ENTRIES SHOWN
□ □ □ □ □

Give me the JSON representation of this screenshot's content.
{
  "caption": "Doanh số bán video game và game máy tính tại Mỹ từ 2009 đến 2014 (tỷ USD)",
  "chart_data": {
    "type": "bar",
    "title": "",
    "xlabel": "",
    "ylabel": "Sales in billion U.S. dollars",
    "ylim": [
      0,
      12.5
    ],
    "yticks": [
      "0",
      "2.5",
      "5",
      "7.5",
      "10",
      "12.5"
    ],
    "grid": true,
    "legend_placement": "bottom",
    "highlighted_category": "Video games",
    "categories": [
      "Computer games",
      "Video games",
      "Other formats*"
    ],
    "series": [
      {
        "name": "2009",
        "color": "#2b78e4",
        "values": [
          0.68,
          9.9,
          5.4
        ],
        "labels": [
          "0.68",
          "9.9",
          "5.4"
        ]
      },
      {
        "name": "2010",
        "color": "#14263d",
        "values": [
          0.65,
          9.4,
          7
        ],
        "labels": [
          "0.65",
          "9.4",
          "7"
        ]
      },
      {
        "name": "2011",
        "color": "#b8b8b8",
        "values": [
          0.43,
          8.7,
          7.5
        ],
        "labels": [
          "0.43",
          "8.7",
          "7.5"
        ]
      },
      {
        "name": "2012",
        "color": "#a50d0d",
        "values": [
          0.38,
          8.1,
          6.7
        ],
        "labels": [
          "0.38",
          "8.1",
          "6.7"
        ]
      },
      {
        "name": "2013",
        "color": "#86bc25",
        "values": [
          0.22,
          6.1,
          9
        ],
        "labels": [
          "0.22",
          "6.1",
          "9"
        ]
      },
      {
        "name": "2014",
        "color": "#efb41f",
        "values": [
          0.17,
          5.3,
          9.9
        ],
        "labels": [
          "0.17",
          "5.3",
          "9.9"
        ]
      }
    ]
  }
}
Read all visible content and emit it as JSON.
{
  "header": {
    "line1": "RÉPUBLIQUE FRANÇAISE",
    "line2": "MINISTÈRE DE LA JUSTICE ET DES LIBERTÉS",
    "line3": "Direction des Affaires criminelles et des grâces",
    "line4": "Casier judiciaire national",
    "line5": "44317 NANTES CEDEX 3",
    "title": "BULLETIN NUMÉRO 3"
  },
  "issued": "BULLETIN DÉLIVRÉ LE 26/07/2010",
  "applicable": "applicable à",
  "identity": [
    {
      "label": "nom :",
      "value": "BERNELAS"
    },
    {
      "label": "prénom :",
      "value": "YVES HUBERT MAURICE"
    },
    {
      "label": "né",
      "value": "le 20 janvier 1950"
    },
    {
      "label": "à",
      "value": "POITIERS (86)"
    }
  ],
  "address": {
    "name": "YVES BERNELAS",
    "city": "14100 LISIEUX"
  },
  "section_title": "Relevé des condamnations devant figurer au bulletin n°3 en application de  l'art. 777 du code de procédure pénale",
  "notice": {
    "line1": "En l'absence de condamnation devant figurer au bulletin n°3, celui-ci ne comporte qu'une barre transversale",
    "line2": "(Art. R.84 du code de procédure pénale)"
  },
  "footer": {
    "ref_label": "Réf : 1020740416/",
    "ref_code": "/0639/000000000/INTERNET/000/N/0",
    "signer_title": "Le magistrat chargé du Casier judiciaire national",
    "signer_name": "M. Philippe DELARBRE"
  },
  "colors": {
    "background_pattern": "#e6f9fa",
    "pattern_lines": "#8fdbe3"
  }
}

□ □ □ □ □

EXERCISE REQUIREMENTS
Scan the listing above and identify each line holding the string "devant"; copy every such line.

ANSWER TO THIS EXERCISE
  "section_title": "Relevé des condamnations devant figurer au bulletin n°3 en application de  l'art. 777 du code de procédure pénale",
    "line1": "En l'absence de condamnation devant figurer au bulletin n°3, celui-ci ne comporte qu'une barre transversale",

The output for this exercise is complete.